§ **STATED TASK**
Filter the entries below, keeping every line that has the word "name".

[Figure contents as structured data]
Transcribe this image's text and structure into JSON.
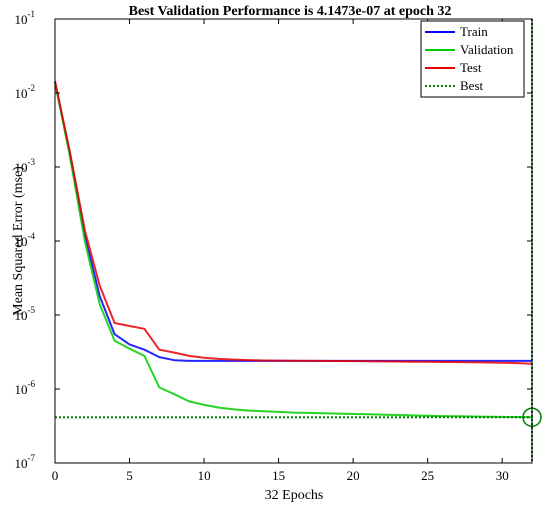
{
  "chart_data": {
    "type": "line",
    "title": "Best Validation Performance is 4.1473e-07 at epoch 32",
    "xlabel": "32 Epochs",
    "ylabel": "Mean Squared Error  (mse)",
    "xlim": [
      0,
      32
    ],
    "ylim": [
      1e-07,
      0.1
    ],
    "yscale": "log",
    "x_ticks": [
      0,
      5,
      10,
      15,
      20,
      25,
      30
    ],
    "y_ticks": [
      {
        "base": "10",
        "exp": "-7",
        "value": 1e-07
      },
      {
        "base": "10",
        "exp": "-6",
        "value": 1e-06
      },
      {
        "base": "10",
        "exp": "-5",
        "value": 1e-05
      },
      {
        "base": "10",
        "exp": "-4",
        "value": 0.0001
      },
      {
        "base": "10",
        "exp": "-3",
        "value": 0.001
      },
      {
        "base": "10",
        "exp": "-2",
        "value": 0.01
      },
      {
        "base": "10",
        "exp": "-1",
        "value": 0.1
      }
    ],
    "legend_position": "top-right",
    "legend": [
      {
        "label": "Train",
        "color": "#0000ff",
        "style": "solid"
      },
      {
        "label": "Validation",
        "color": "#00cc00",
        "style": "solid"
      },
      {
        "label": "Test",
        "color": "#e60000",
        "style": "solid"
      },
      {
        "label": "Best",
        "color": "#008000",
        "style": "dotted"
      }
    ],
    "series": [
      {
        "name": "Train",
        "color": "#0000ff",
        "x": [
          0,
          1,
          2,
          3,
          4,
          5,
          6,
          7,
          8,
          9,
          10,
          11,
          12,
          13,
          14,
          15,
          16,
          17,
          18,
          19,
          20,
          21,
          22,
          23,
          24,
          25,
          26,
          27,
          28,
          29,
          30,
          31,
          32
        ],
        "y": [
          0.014,
          0.0015,
          0.00012,
          1.8e-05,
          5.5e-06,
          4e-06,
          3.4e-06,
          2.7e-06,
          2.45e-06,
          2.4e-06,
          2.4e-06,
          2.4e-06,
          2.4e-06,
          2.4e-06,
          2.4e-06,
          2.4e-06,
          2.4e-06,
          2.4e-06,
          2.4e-06,
          2.4e-06,
          2.4e-06,
          2.4e-06,
          2.4e-06,
          2.4e-06,
          2.4e-06,
          2.4e-06,
          2.4e-06,
          2.4e-06,
          2.4e-06,
          2.4e-06,
          2.4e-06,
          2.4e-06,
          2.4e-06
        ]
      },
      {
        "name": "Validation",
        "color": "#00cc00",
        "x": [
          0,
          1,
          2,
          3,
          4,
          5,
          6,
          7,
          8,
          9,
          10,
          11,
          12,
          13,
          14,
          15,
          16,
          17,
          18,
          19,
          20,
          21,
          22,
          23,
          24,
          25,
          26,
          27,
          28,
          29,
          30,
          31,
          32
        ],
        "y": [
          0.014,
          0.0014,
          0.0001,
          1.4e-05,
          4.5e-06,
          3.5e-06,
          2.8e-06,
          1.05e-06,
          8.5e-07,
          6.8e-07,
          6.1e-07,
          5.6e-07,
          5.3e-07,
          5.1e-07,
          5e-07,
          4.9e-07,
          4.8e-07,
          4.75e-07,
          4.7e-07,
          4.65e-07,
          4.6e-07,
          4.55e-07,
          4.5e-07,
          4.45e-07,
          4.4e-07,
          4.35e-07,
          4.3e-07,
          4.28e-07,
          4.25e-07,
          4.22e-07,
          4.2e-07,
          4.18e-07,
          4.1473e-07
        ]
      },
      {
        "name": "Test",
        "color": "#e60000",
        "x": [
          0,
          1,
          2,
          3,
          4,
          5,
          6,
          7,
          8,
          9,
          10,
          11,
          12,
          13,
          14,
          15,
          16,
          17,
          18,
          19,
          20,
          21,
          22,
          23,
          24,
          25,
          26,
          27,
          28,
          29,
          30,
          31,
          32
        ],
        "y": [
          0.0145,
          0.0016,
          0.00014,
          2.5e-05,
          7.8e-06,
          7.1e-06,
          6.5e-06,
          3.4e-06,
          3.1e-06,
          2.8e-06,
          2.65e-06,
          2.55e-06,
          2.5e-06,
          2.46e-06,
          2.43e-06,
          2.42e-06,
          2.41e-06,
          2.4e-06,
          2.4e-06,
          2.39e-06,
          2.38e-06,
          2.37e-06,
          2.36e-06,
          2.35e-06,
          2.34e-06,
          2.33e-06,
          2.32e-06,
          2.31e-06,
          2.3e-06,
          2.28e-06,
          2.26e-06,
          2.24e-06,
          2.2e-06
        ]
      }
    ],
    "best": {
      "epoch": 32,
      "value": 4.1473e-07,
      "color": "#008000"
    }
  }
}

§ **THE ANSWER**
        "name": "Train",
        "name": "Validation",
        "name": "Test",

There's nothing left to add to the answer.